MUHAMMADIYAH.OR.ID, YOGYAKARTA – Perayaan Idulfitri tentu tidak terbatas secara lahiriah, tetapi setiap insan muslim bertransformasi menjadi sosok baru dengan semakin bertakwa dalam hidupnya.
Ketua Umum Pimpinan Pusat Muhammadiyah Haedar Nashir menyebutkan dua parameter mengapa seorang muslim dapat dinilai bertambah ketakwaannya setelah melakukan ibadah Ramadan selama satu bulan.
“Dalam relasi dengan Allah atau habluminallah, insan yang sudah selesai puasa mereka adalah yang senantiasa taqarrub kepada-Nya, selalu dekat kepada Allah dan Allah selalu hadir dalam hidupnya. Sehingga iman dengan seluruh dimensinya semakin bertambah,” ujar Haedar pada Ahad (30/3) dalam Refleksi Idulfitri 1446 H.
Pada kerangka relasi Tuhan dan hamba, ciri-ciri seorang hamba yang selalu dekat dengan Allah SWT akan muncul sifat wiqoyah, waspada, dan hati-hati dari segala hal buruk yang melunturkan ketakwaan.
“Senantiasa menjalankan perintah Allah menjauhi segala larangannya dan menjalankan segala kebaikan-kebaikan dalam kehidupan. Kalau orang imannya semakin kaya, semakin dalam, maka kehidupannya semakin baik karena Allah selalu bersamanya,” tambah Haedar.
Parameter kedua, yakni berada dalam dimensi habluminannas. Insan yang bertakwa adalah mereka yang selalu berbuat kebaikan dalam berbagai aspek kehidupan. Disebutkan ciri orang bertakwa antara lain:
…. الَّذِيْنَ يُنْفِقُوْنَ فِى السَّرَّۤاءِ وَالضَّرَّۤا
“Mereka yang menafkahkan sebagian hartanya untuk orang lain di saat lapang dan sempit.” (QS Ali-Imran ayat 134).
“Sehingga mereka menjadi orang yang selalu berbagi dan peduli di saat terbatas, lebih-lebih di saat berlebih,” terang Haedar.
Kemudian, dilanjutkan dengan kalimat:
…وَالْكَاظِمِينَ الْغَيْظَ
“Orang yang selalu menahan marah.” (QS Ali-Imran ayat 134).

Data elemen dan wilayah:
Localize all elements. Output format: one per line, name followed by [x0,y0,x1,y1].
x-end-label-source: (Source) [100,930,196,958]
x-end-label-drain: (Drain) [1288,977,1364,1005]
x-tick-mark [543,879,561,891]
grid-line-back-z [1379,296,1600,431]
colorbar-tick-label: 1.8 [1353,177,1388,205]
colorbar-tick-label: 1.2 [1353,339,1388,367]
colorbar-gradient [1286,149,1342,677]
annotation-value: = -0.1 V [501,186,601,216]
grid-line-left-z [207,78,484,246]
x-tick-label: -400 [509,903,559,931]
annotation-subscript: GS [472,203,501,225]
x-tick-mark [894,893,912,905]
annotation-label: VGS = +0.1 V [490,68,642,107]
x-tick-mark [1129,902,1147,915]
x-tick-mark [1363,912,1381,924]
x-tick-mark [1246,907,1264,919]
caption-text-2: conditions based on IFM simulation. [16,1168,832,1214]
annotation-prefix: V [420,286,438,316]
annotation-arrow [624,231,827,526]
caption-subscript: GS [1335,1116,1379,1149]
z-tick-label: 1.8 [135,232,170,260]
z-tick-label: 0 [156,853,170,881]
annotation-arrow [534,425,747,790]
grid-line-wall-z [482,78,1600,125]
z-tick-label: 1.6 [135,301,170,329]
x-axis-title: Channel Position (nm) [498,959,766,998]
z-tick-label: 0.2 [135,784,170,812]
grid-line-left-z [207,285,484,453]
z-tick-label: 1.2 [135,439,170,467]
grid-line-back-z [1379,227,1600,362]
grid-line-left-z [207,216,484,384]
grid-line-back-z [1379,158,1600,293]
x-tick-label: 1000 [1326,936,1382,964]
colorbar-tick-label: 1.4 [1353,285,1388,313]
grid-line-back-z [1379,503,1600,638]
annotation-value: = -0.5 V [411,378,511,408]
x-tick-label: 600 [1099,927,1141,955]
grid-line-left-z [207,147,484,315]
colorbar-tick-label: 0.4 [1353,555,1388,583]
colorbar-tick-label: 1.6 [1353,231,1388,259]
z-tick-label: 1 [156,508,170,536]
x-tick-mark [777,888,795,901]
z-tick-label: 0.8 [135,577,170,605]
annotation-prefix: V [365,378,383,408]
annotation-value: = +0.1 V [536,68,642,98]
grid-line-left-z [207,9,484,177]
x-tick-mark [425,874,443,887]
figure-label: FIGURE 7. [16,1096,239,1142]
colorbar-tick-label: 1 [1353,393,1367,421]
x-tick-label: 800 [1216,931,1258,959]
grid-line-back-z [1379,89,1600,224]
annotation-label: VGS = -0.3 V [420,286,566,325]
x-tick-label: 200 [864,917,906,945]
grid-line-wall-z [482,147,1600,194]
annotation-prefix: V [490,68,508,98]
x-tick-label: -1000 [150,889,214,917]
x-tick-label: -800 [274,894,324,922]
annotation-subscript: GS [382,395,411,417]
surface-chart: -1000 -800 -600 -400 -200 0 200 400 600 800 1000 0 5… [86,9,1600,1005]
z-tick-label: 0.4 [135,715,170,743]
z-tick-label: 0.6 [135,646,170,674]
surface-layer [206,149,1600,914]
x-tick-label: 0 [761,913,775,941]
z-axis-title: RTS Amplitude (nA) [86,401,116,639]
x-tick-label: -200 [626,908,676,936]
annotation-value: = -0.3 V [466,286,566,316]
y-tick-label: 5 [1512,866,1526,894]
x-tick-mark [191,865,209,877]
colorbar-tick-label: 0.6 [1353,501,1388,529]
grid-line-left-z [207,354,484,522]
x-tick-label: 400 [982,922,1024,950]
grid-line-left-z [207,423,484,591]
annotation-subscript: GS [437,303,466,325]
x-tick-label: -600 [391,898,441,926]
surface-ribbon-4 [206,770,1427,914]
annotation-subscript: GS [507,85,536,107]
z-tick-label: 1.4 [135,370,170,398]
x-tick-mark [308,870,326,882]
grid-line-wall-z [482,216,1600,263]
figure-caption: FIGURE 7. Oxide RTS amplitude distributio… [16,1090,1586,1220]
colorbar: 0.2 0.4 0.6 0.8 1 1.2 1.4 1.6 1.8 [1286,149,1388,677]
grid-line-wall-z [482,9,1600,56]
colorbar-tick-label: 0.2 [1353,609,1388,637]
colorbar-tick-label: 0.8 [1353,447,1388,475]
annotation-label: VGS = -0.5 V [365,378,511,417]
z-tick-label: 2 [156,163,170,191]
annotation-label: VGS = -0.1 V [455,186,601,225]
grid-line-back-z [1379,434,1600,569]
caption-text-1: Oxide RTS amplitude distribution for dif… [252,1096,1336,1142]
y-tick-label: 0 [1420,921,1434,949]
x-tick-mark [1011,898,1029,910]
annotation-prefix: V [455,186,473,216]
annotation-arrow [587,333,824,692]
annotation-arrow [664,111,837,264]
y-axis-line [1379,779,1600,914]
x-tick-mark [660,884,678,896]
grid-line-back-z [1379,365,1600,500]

## SOAL SINGKAT 1
Tentukan apakah tiap pernyataan berikut sesuai dengan potongan dokumen, lalu kutip kata-kata penentunya: (a) Haedar menyampaikan pesannya pada hari Ahad (30/3); (b) Haedar menyebutkan tiga parameter bertambahnya ketakwaan; (c) parameter kedua berada dalam dimensi habluminannas.
## SOAL SINGKAT 2
Menurut potongan dokumen, apa jabatan Haedar Nashir?
## SOAL SINGKAT 3
Perbarui potongan dokumen dengan menuliskan ulang semuanya mulai dari "MUHAMMADIYAH.OR.ID, YOGYAKARTA –" sampai ke "bertakwa dalam hidupnya.", dan ganti "sosok baru" dengan "pribadi baru".
Catatan yang disertakan tidak berhubungan dengan potongan dokumen.

## HASIL LATIHAN 1
(a) Ya: "ujar Haedar pada Ahad (30/3) dalam Refleksi Idulfitri 1446 H"
(b) Tidak: "menyebutkan dua parameter"
(c) Ya: "Parameter kedua, yakni berada dalam dimensi habluminannas."

## HASIL LATIHAN 2
Ketua Umum Pimpinan Pusat Muhammadiyah.

## HASIL LATIHAN 3
MUHAMMADIYAH.OR.ID, YOGYAKARTA – Perayaan Idulfitri tentu tidak terbatas secara lahiriah, tetapi setiap insan muslim bertransformasi menjadi pribadi baru dengan semakin bertakwa dalam hidupnya.